** OBJECTIVE **
Filter the records below and copy every line containing the word "物莫能陷也".

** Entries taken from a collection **
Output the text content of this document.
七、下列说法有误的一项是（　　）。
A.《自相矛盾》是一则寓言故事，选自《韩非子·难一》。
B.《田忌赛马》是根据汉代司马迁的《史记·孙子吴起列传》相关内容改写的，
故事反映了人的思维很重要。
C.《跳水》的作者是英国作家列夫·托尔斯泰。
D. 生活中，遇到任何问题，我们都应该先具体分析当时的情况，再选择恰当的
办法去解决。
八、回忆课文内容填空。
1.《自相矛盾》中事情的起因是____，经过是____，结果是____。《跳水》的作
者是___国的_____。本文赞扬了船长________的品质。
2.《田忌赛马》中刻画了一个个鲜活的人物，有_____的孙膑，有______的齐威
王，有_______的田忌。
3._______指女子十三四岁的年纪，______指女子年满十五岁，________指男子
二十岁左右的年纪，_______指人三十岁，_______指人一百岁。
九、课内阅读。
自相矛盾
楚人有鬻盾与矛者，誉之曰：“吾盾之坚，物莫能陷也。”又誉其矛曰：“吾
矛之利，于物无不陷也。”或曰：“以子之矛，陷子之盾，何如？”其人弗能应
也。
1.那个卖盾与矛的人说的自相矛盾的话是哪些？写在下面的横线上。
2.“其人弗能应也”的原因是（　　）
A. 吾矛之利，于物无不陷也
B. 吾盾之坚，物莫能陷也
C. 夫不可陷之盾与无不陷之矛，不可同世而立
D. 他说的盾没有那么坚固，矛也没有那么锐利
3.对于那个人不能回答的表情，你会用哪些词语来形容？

** EXERCISE SOLUTION **
楚人有鬻盾与矛者，誉之曰：“吾盾之坚，物莫能陷也。”又誉其矛曰：“吾
B. 吾盾之坚，物莫能陷也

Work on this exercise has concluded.